Extrait présenté:
┌────────

Une démarche qui suscite parfois des résistances. Il suffit de constater les réactions et commentaires qu’ont provoqués les discussions autour du passé colonial du Luxembourg (woxx 1797), auquel le MNHA avait consacré une exposition en 2022. Ce n’est que cette même année par ailleurs que l’histoire du premier citoyen noir du pays, Jacques Leurs, né en 1910 d’un père luxembourgeois et d’une mère congolaise, fut retracée, dans le documentaire de Fränz Hausemer, « Schwaarze Mann, un Noir parmi nous ». « Le passé peut parfois être difficile à accepter. Mais qu’on le veuille ou non, c’est l’histoire. La mettre sous le tapis n’est jamais une solution », commente Madeleine Yougye.
Des préjugés bien enracinés
« Le Black History Month vise à sensibiliser le public à l’expérience des Noirs, en mettant en évidence les défis qu’ils ont surmontés et ceux auxquels ils font encore face », ajoute la présidente de One people. Ce mois de l’Histoire des personnes noires sera en effet également l’occasion de réfléchir à l’avenir et aux difficultés actuelles rencontrées par les minorités ethno-raciales, comme l’inclusion sur le marché du travail mais aussi les discriminations et les inégalités pour accéder au logement, d’autant plus prégnantes avec la crise que traverse le pays dans ce domaine. « Ces discriminations peuvent se manifester par des refus systématiques de location, des exigences plus strictes ou des conditions de logement inéquitables, ou encore des scorings bancaires (calcul de risque) discriminants, proposant des taux plus élevés et restreignant l’accès au prêt », indique Madeleine Yougye, dont l’association participera au Salon de l’habitat, qui se tiendra à Luxexpo du 10 au 13 octobre dans le cadre de la Semaine nationale du logement.
Plusieurs études ont fait état du racisme latent et des discriminations au grand-duché. Dans le dernier rapport d’activités disponible, le Centre pour l’égalité de traitement indique que 20 pour cent des dossiers traités en 2022 concernaient des discriminations liées à une race ou une ethnie. Sachant que « dans la plupart des cas, les discriminations restent non déclarées » : seules neuf pour cent des victimes rapporteraient un incident. D’autres ne sont même pas conscientes d’avoir été victimes de racisme.
Si le racisme idéologique est assez peu marqué au Luxembourg (il concerne moins de cinq pour cent de la population), « les stéréotypes, clichés et préjugés inconscients ancrés dans la société sont très présents », montre l’étude « Le racisme et les discriminations ethno-raciales au Luxembourg » (woxx 1761).
Des biais cognitifs que les interactions et une meilleure connaissance de l’autre et de sa culture peuvent effacer. D’où l’intérêt d’événements comme le BHM, dont devraient s’emparer les écoles, un peu à l’instar de ce qui se fait aux États-Unis, suggère Madeleine Yougye. « On a la chance de vivre au Luxembourg, qui compte 170 nationalités. Il y a donc cette dynamique de mixité. Et le Black History Month est l’occasion de partager cette histoire avec les autres, il ne s’agit pas d’un entre-soi. On n’a pas le même regard sur les autres si on ne comprend pas et on ne connaît pas leur histoire. »

└────────

Données enregistrées:
┌────────

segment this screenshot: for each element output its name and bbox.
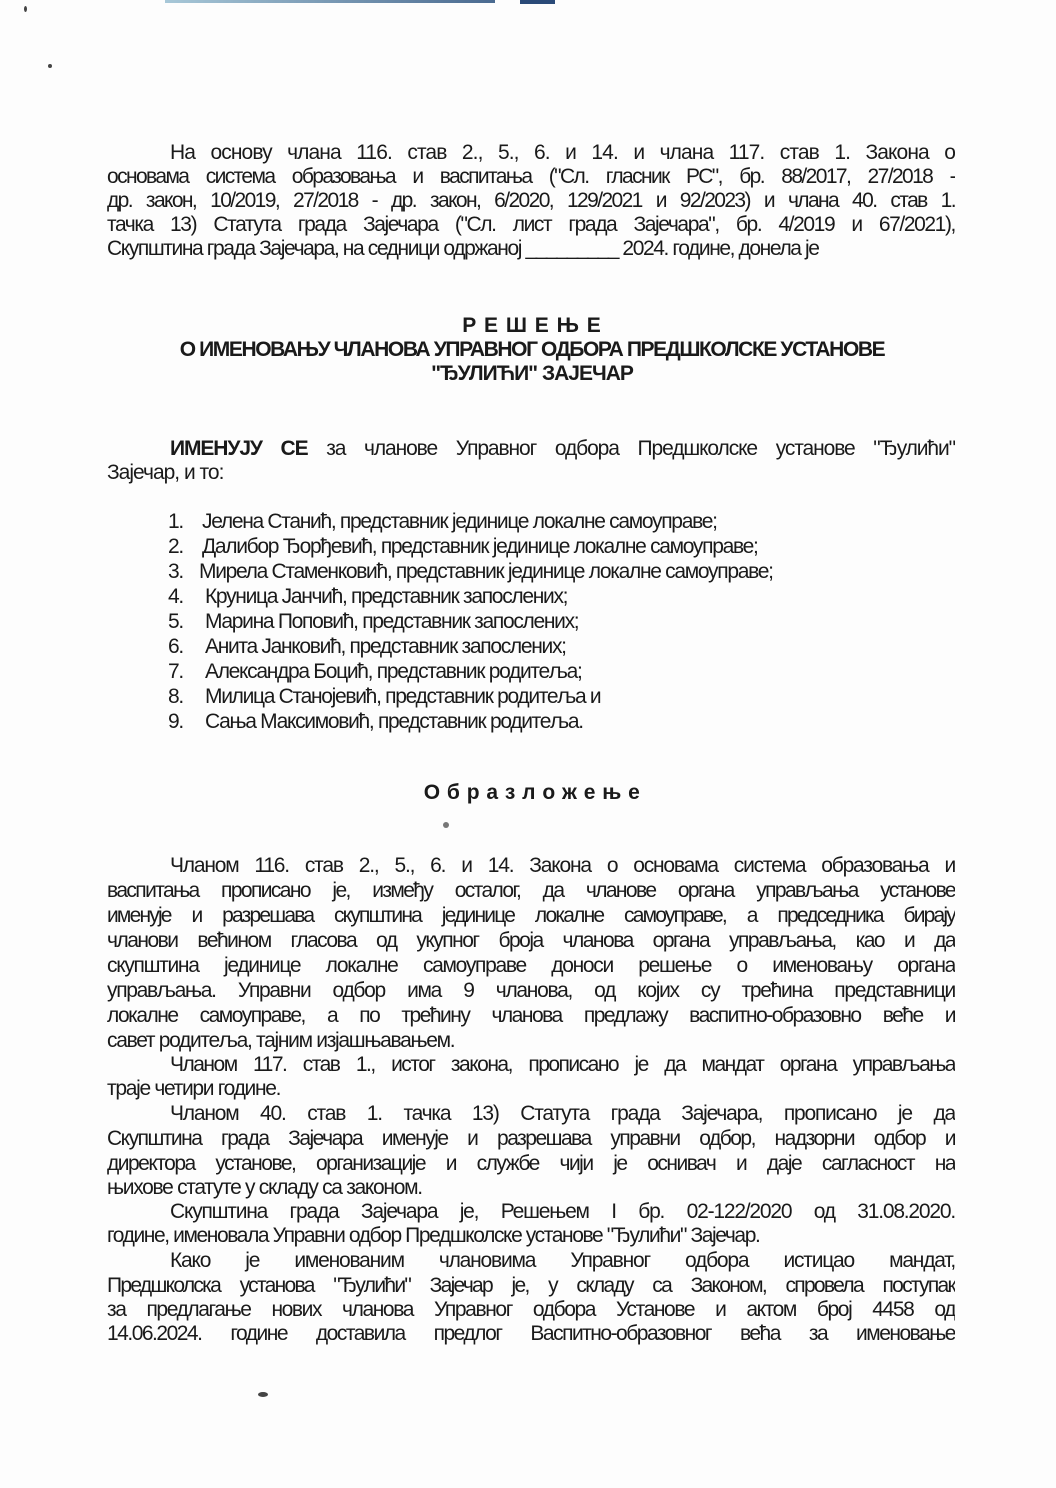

└────────

Consignes de travail:
[1] Recopiez mot pour mot le passage de l'extrait sur le Black History Month au Luxembourg, en commençant à « Plusieurs études ont » et en terminant à « victimes de racisme. ».
[2] Poursuivez, s'il vous plaît, le texte sur le Black History Month au Luxembourg à partir de sa dernière phrase.

Réponses par tâche:
[1]
Plusieurs études ont fait état du racisme latent et des discriminations au grand-duché. Dans le dernier rapport d’activités disponible, le Centre pour l’égalité de traitement indique que 20 pour cent des dossiers traités en 2022 concernaient des discriminations liées à une race ou une ethnie. Sachant que « dans la plupart des cas, les discriminations restent non déclarées » : seules neuf pour cent des victimes rapporteraient un incident. D’autres ne sont même pas conscientes d’avoir été victimes de racisme.

[2]
Mais le travail devra aussi venir des autorités. Un débat parlementaire sur la question du racisme au Luxembourg, mené en juillet 2020 à la suite de la mort au mois de mai de George Floyd, un Américain noir étouffé sous le genou d’un policier blanc, avait conclu à la nécessité d’élaborer un plan national contre le racisme. Après plusieurs années d’attente, ce PAN devrait enfin être présenté par le ministère de la Famille, d’ici la fin de l’année ou début 2025, selon Virgule. Une réflexion sera, entre autres, portée sur l’histoire transmise par les manuels scolaires, indique Madeleine Yougye.
One people est une asbl antiraciste créée en 2021 qui vise à sensibiliser sur les situations d’exclusion dont sont victimes les personnes racisées et participe à faire découvrir au grand public la culture des Afrodescendant·es. Elle organise à cet égard des cafés interculturels, des ateliers pour les entreprises et les établissements scolaires et apporte également un soutien aux victimes de discriminations. Son site onepeople.lu regorge de ressources utiles sur l’antiracisme, comme des livres, des films ou des podcasts.
Un événement par jour pendant un mois
Expositions, concerts, spectacle de danse, projections, débats, conférences, ateliers pour enfants, tournois de foot : de très nombreux événements célébrant l’héritage des communautés africaines au Luxembourg et la diversité culturelle ponctueront tout le mois à venir. Le coup d’envoi sera donné le 28 septembre à 15h au forum Geesseknäppchen, à Hollerich, avec la cérémonie d’ouverture. Voici trois rendez-vous en particulier à ne pas manquer.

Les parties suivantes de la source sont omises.